*REQUIREMENT*
According to the waste project passage, by roughly how much per year is the Project expected to reduce GHG emissions compared to current waste practices?

## Begin TEXT PASSAGE

Waste pickers have been identified at some transfer stations and dumpsites. The due diligence has included the development of a livelihood restoration framework, further development and implementation of which will allow the Project to manage potential livelihood risks. Mitigation measures include the inclusion of waste pickers in the Project through employment will be explored further during project development to ensure these potential impacts are addressed in line with PR5.
The Project is expected to reduce GHG gas emissions (approx. 160kt CO2e/year) compared to current waste practices by prevention of uncontrolled burning of waste, capturing and burning of landfill gas, increased efficiencies in waste collection and processing, reduced organic waste to landfill and enhanced recycling.
The Project will be implemented through a Project Implementation Unit with the support of a Consultant. Actual development works and operations will be undertaken by contractors and waste companies. The due diligence has included the development of an Environmental and Social Action Plan ("ESAP"), which includes a series of actions to structure the Project in line with the Bank's E&S requirements. These include the development of E&S management systems and plans; contractor E&S provisions; further development of the livelihood restoration framework; provisions to manage labour and biodiversity risks; health and safety requirements; groundwater risk management; and the undertaking of the necessary assessments, including ESIAs, for permitting purposes and in line with EBRD requirements. The due diligence has also included the development of a Stakeholder Engagement Plan and a Non-Technical Summary, which will be disclosed, to guide stakeholder engagement and awareness raising on the project and to communicate details about the Project.

## End TEXT PASSAGE
## Begin SOURCE EXCERPT

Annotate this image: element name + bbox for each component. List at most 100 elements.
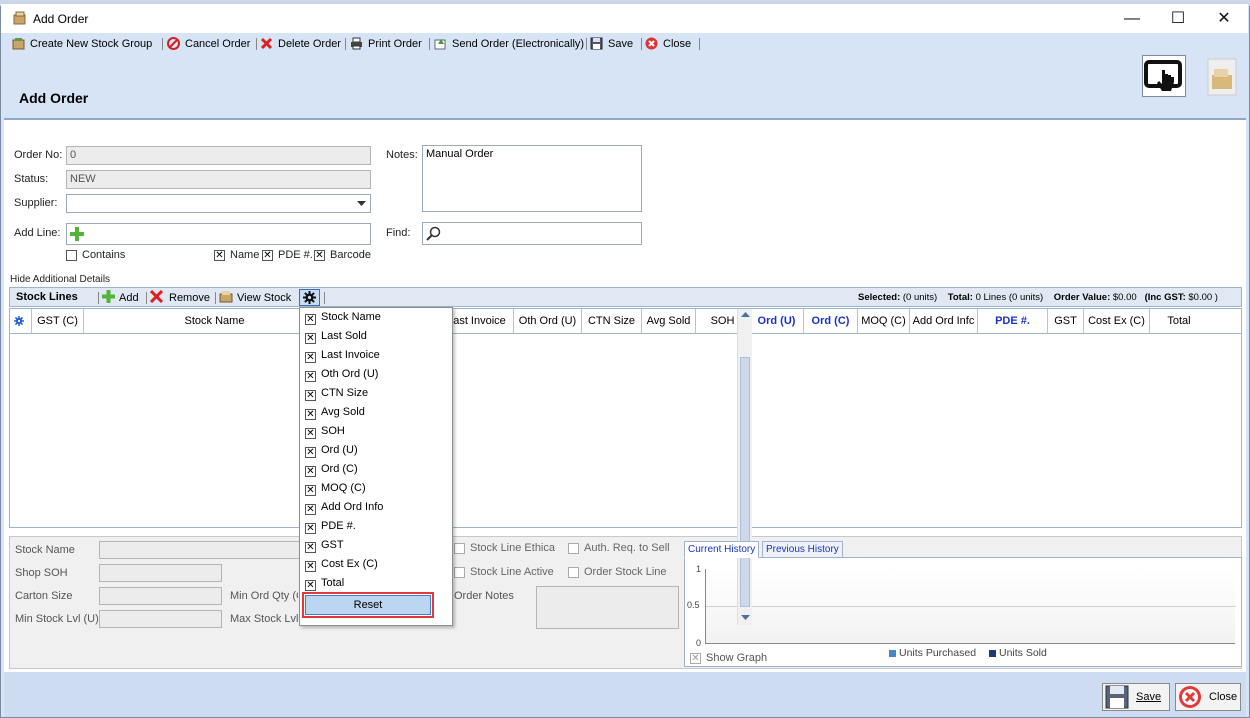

## End SOURCE EXCERPT

*WRITTEN SOLUTION*
Approximately 160kt CO2e per year.